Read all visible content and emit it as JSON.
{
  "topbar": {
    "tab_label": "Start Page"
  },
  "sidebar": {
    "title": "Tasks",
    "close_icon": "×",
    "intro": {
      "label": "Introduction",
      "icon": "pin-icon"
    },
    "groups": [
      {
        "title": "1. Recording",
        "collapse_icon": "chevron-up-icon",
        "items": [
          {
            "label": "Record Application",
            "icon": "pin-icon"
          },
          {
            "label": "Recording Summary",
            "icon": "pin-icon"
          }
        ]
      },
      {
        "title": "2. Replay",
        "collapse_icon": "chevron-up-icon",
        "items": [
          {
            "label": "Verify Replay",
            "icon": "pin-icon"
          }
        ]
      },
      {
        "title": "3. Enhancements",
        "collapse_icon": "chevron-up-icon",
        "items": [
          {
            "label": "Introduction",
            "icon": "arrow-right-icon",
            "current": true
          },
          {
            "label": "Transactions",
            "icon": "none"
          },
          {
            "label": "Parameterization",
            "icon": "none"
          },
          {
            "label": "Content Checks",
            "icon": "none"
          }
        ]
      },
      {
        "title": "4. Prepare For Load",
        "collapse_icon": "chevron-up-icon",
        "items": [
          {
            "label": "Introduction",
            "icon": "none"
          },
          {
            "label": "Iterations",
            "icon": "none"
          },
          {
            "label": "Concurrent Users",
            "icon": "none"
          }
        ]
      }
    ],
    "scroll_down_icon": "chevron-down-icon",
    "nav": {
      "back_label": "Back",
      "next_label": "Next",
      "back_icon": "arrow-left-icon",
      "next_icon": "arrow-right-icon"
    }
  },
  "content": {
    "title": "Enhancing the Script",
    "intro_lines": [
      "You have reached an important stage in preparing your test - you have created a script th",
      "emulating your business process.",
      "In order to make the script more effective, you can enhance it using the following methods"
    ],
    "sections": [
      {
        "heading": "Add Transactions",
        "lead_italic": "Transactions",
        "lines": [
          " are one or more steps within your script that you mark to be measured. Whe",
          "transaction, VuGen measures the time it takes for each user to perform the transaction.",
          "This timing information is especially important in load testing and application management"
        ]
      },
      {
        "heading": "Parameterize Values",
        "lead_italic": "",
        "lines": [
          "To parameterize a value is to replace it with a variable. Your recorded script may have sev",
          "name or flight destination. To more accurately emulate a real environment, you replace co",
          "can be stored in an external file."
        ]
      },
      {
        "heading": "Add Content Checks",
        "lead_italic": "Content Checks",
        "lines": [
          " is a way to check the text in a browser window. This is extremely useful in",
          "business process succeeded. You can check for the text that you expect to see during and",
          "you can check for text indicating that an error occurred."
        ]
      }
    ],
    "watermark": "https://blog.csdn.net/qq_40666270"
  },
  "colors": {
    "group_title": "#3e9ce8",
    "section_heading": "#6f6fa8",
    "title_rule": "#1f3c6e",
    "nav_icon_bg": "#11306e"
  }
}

.....

> [Exercise aim]: Where a line of the material above holds the string "important", copy that line.

> [Solved exercise]:
      "You have reached an important stage in preparing your test - you have created a script th",
          "This timing information is especially important in load testing and application management"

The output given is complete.